___ MATERIAL SUPPLIED ___

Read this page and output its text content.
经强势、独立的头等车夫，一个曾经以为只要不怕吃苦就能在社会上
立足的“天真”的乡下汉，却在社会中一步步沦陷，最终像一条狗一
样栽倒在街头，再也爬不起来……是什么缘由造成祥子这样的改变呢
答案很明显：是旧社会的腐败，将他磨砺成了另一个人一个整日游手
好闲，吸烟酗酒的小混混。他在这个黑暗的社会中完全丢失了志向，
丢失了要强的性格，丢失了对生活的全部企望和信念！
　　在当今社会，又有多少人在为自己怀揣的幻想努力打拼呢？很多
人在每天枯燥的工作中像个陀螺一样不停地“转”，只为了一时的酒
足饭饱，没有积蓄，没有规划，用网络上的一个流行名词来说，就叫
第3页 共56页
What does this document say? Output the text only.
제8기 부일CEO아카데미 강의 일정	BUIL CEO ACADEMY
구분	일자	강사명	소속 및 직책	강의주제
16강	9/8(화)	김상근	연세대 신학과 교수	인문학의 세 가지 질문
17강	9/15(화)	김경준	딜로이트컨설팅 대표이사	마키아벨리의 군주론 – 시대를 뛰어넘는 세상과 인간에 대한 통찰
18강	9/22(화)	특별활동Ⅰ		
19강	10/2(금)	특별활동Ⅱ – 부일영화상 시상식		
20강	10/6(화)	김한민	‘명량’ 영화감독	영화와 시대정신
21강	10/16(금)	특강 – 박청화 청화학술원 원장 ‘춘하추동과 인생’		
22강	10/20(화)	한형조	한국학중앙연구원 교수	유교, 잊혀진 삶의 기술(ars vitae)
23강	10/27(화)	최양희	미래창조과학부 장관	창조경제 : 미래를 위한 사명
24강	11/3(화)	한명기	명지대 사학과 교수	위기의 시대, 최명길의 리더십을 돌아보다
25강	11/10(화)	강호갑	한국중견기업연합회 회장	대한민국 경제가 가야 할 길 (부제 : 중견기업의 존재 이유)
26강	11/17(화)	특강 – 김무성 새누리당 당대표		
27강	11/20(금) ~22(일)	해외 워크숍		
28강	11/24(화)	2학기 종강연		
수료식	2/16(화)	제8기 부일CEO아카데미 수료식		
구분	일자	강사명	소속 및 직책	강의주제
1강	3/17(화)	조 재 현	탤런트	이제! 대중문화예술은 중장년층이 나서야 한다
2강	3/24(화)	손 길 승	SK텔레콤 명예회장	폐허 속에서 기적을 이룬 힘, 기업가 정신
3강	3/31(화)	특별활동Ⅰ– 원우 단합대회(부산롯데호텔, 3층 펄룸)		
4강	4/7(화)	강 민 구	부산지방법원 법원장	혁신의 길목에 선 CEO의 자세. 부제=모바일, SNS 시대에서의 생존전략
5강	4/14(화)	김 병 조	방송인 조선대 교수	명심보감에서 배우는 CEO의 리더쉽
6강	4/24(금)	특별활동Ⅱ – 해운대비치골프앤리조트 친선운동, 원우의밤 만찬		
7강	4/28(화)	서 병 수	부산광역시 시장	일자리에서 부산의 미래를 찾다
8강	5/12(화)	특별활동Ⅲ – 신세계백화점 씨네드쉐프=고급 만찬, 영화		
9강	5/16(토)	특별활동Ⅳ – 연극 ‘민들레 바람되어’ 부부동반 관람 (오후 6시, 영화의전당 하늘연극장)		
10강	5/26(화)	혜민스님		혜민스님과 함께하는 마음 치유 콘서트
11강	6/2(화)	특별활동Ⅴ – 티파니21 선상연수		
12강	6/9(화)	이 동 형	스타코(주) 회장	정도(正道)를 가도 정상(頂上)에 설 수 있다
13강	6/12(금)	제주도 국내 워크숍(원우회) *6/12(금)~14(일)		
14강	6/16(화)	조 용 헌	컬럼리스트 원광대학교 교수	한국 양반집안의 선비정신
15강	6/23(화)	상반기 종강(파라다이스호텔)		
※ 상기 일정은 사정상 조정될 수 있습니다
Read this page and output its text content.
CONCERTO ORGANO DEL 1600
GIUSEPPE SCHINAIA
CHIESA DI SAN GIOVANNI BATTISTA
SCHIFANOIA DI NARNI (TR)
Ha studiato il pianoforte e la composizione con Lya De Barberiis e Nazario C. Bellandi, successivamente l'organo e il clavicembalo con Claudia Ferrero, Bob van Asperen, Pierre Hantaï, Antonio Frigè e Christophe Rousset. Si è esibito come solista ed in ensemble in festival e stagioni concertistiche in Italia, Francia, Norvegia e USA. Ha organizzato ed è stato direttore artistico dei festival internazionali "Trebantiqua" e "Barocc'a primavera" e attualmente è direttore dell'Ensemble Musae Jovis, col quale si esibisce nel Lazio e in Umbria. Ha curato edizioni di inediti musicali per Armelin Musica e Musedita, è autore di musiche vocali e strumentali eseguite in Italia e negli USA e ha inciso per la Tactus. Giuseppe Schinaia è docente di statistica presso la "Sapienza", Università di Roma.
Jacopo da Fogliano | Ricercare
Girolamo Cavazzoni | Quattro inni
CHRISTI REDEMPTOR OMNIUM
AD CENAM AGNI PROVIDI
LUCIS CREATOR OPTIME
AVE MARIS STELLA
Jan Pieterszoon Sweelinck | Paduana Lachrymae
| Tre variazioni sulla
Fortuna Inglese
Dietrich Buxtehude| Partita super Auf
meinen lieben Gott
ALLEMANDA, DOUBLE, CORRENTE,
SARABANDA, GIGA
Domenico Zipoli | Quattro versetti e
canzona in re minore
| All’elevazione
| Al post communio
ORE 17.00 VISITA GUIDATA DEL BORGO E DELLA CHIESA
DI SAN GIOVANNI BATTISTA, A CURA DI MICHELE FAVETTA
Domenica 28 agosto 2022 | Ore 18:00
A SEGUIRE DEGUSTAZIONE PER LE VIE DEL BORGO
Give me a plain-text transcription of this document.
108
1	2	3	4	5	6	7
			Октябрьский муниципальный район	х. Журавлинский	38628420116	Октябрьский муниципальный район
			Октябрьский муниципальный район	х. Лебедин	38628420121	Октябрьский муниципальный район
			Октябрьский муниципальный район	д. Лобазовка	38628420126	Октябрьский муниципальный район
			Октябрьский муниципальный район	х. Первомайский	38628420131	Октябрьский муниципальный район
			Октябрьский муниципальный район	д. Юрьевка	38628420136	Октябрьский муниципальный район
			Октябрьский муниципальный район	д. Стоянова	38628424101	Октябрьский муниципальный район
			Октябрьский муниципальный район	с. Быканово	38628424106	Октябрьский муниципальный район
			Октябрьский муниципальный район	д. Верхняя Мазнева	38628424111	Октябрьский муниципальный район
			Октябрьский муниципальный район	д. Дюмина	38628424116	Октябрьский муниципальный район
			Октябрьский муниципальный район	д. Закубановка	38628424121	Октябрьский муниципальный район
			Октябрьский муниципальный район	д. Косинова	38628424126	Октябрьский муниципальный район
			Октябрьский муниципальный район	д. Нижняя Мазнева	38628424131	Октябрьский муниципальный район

___

■ WORK TO COMPLETE
Take every line from the records above that has the word "부일CEO아카데미" and copy it.

■ PROBLEM SOLUTION
제8기 부일CEO아카데미 강의 일정	BUIL CEO ACADEMY
수료식	2/16(화)	제8기 부일CEO아카데미 수료식		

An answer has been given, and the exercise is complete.